## [EXERCISE BRIEF]
Of the lines below, count those containing the word "Furnishings". Reply with the number alone.

## [SUPPLIED MATERIAL]
◆ ◆ ◆ ◆ ◆ ◆ ◆
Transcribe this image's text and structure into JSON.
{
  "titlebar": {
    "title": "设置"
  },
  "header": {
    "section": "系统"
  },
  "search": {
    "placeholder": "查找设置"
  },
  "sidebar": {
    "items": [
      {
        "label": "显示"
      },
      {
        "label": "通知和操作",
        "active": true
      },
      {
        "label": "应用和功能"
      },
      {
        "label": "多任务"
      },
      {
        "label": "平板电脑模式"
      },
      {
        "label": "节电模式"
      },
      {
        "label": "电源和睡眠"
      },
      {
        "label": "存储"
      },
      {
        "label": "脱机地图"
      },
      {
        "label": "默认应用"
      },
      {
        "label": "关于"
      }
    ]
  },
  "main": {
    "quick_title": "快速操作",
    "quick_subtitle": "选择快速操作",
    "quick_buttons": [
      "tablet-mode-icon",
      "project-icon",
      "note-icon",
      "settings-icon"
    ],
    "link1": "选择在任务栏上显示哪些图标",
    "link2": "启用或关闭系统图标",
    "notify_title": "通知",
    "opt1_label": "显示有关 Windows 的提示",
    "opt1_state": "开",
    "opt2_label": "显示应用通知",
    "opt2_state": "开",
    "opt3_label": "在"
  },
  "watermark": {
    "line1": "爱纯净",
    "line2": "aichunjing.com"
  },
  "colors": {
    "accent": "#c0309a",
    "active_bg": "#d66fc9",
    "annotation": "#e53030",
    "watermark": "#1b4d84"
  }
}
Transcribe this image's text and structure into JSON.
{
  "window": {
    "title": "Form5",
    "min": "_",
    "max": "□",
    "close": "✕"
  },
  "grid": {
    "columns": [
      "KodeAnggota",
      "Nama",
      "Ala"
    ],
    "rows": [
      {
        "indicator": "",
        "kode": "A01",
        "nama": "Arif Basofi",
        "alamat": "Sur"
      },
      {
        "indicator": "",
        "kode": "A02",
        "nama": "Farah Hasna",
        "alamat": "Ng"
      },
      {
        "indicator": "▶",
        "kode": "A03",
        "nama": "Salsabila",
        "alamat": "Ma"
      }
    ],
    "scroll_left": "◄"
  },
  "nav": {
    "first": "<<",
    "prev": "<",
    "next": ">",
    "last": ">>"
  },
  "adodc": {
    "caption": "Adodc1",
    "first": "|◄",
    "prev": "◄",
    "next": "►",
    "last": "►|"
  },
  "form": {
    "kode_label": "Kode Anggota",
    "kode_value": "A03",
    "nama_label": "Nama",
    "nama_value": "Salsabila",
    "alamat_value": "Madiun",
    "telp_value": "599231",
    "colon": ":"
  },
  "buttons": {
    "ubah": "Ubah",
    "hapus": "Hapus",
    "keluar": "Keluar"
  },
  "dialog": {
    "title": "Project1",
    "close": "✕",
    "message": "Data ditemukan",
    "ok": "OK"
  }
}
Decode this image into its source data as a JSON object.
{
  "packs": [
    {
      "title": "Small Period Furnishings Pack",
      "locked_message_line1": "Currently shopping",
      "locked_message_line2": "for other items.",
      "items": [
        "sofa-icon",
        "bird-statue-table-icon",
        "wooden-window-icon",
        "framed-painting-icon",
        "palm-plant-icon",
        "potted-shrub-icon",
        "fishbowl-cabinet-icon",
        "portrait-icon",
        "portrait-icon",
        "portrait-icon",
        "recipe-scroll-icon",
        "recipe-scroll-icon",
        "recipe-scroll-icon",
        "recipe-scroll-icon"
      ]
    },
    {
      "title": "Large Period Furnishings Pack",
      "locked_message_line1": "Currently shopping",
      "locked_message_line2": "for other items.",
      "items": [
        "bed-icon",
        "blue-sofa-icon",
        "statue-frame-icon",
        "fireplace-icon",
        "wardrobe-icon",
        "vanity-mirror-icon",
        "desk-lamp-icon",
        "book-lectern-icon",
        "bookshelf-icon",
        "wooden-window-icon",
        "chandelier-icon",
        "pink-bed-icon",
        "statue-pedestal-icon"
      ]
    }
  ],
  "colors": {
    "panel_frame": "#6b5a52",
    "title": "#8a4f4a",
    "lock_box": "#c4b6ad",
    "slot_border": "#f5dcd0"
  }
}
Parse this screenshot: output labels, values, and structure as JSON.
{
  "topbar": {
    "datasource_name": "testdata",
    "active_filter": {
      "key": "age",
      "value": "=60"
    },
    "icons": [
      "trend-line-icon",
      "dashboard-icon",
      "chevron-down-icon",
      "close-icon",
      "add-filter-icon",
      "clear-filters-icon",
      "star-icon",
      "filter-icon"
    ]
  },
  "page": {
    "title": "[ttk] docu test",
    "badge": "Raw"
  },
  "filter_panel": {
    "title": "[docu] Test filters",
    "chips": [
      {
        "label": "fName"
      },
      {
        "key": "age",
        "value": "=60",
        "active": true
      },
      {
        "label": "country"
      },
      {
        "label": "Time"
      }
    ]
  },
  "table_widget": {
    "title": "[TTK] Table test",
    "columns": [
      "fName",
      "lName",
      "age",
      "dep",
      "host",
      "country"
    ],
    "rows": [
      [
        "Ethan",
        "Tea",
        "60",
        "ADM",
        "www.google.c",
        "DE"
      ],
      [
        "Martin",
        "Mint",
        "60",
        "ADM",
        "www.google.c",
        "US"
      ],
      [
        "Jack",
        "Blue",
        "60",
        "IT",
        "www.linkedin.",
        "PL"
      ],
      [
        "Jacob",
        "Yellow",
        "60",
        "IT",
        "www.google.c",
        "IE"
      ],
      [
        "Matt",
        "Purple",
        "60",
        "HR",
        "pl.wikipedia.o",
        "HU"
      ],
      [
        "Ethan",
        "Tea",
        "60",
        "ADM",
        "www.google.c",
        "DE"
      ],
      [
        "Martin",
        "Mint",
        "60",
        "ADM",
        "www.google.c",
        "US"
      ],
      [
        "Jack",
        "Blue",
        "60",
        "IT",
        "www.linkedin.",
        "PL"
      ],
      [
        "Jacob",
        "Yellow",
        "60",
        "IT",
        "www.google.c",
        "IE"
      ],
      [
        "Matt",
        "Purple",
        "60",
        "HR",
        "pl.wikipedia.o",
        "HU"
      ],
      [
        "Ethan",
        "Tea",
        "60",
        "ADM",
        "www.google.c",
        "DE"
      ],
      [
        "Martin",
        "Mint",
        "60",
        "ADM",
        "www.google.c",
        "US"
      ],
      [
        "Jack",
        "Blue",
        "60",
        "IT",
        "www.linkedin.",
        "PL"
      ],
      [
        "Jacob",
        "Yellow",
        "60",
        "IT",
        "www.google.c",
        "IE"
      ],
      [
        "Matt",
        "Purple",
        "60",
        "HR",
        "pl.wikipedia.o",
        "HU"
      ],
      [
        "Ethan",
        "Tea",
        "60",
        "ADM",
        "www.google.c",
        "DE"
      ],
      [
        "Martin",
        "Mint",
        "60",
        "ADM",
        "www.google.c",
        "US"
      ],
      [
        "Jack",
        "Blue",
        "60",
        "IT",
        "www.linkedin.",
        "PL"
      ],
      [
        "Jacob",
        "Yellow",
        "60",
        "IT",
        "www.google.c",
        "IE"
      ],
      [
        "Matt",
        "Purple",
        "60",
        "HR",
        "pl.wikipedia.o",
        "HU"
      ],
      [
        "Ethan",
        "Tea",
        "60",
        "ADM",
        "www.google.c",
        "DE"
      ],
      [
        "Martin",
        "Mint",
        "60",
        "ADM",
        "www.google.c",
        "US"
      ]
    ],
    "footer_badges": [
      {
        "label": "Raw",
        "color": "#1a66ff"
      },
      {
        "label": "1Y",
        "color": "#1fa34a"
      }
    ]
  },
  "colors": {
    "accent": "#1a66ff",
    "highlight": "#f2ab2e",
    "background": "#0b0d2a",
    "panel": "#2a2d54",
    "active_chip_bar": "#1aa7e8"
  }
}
◆ ◆ ◆ ◆ ◆ ◆ ◆
## [EXERCISE ANSWER]
2